## Description of the task
Report every line below that holds the word "chýng".

## Data shown
** Begin **

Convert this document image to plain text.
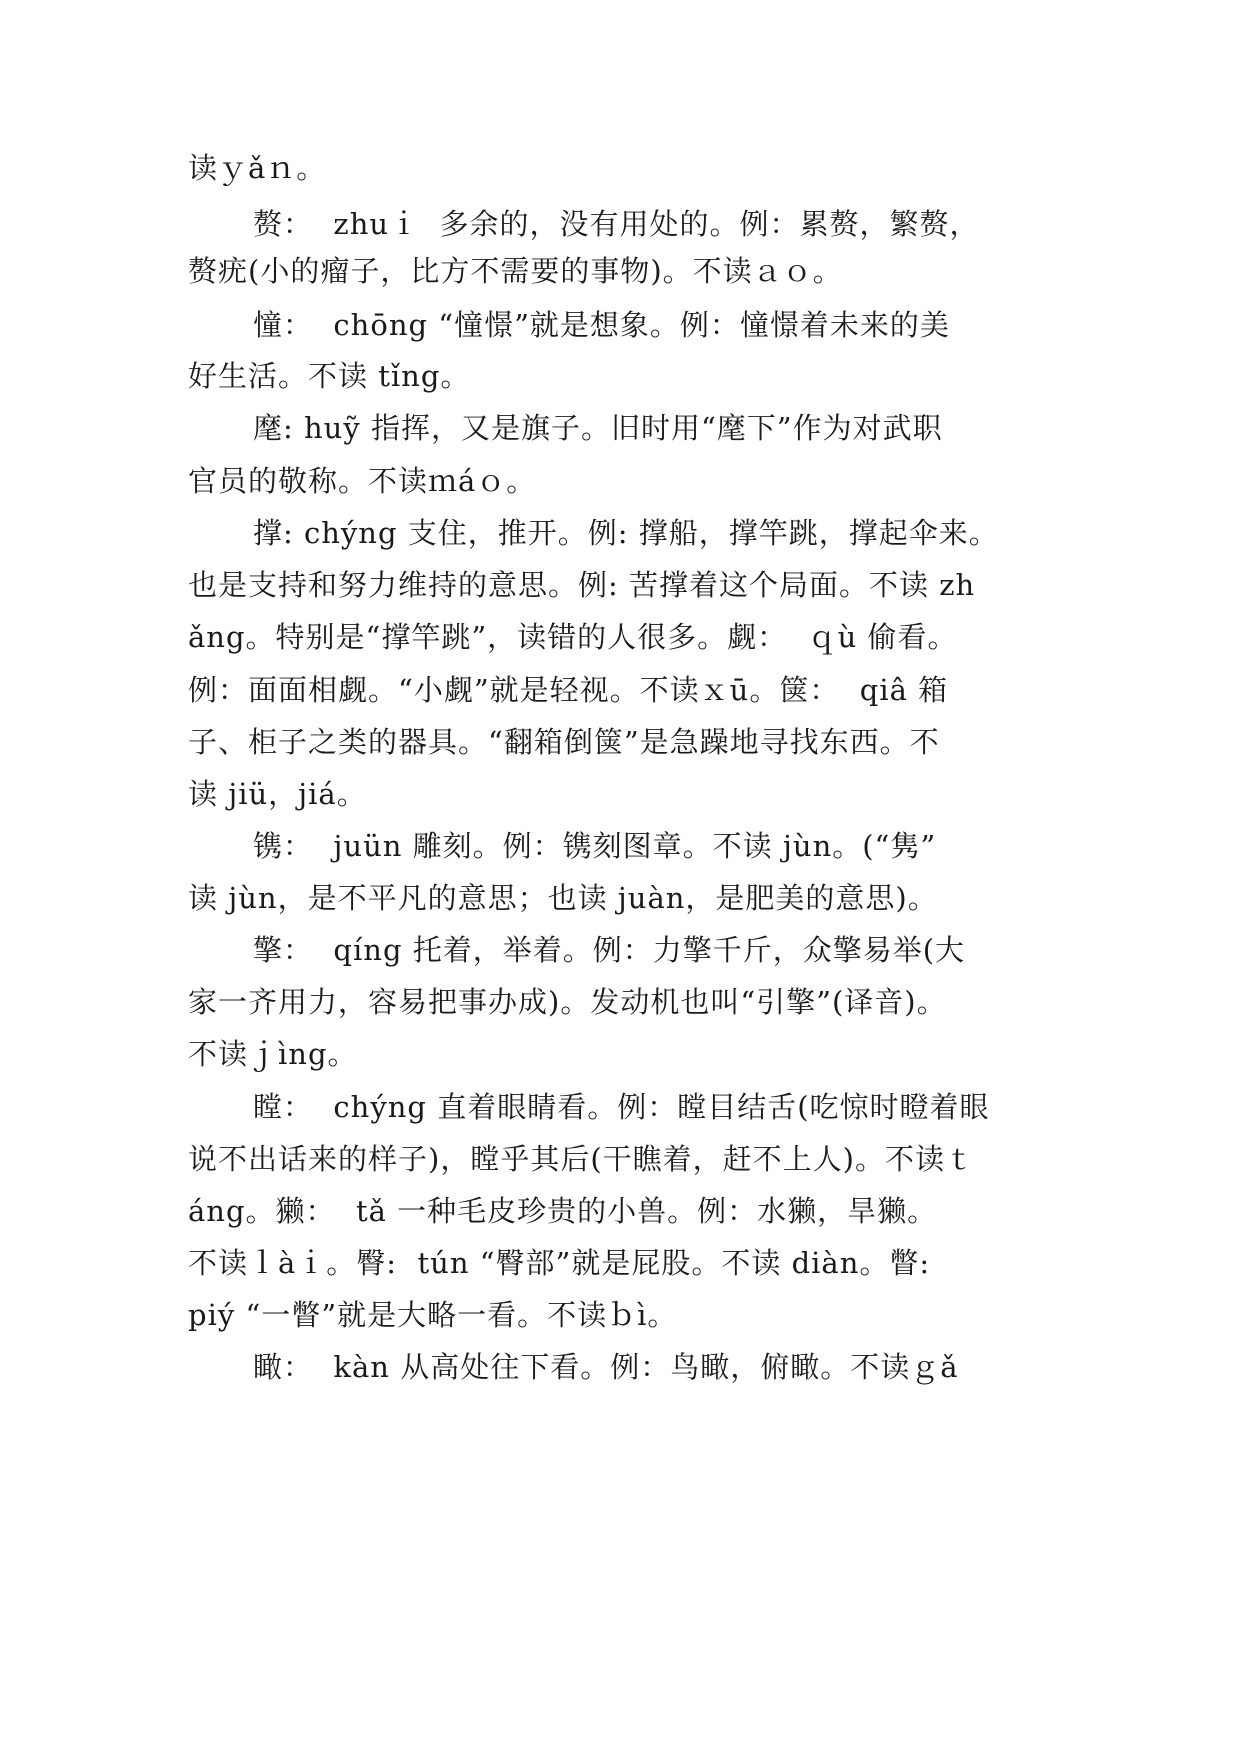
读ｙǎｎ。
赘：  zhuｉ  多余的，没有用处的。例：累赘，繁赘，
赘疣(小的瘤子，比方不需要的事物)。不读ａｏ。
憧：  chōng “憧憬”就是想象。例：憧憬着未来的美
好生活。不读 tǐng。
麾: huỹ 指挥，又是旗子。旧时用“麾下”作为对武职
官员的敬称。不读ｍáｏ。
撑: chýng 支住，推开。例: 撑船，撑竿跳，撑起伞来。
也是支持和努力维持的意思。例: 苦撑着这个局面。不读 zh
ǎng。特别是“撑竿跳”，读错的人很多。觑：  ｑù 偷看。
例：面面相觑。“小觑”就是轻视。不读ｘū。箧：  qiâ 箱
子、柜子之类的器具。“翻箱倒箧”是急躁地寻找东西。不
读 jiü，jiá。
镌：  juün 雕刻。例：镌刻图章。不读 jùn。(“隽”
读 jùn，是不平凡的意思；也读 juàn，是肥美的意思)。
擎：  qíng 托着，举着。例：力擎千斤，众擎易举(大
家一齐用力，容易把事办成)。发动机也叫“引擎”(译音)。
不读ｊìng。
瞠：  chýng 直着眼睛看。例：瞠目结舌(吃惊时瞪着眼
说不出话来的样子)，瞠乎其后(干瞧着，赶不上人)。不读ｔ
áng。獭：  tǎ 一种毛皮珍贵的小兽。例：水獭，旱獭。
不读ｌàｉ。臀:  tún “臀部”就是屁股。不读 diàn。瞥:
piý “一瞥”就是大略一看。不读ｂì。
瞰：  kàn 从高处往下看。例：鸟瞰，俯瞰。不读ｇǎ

** End **

## Full answer
撑: chýng 支住，推开。例: 撑船，撑竿跳，撑起伞来。
瞠：  chýng 直着眼睛看。例：瞠目结舌(吃惊时瞪着眼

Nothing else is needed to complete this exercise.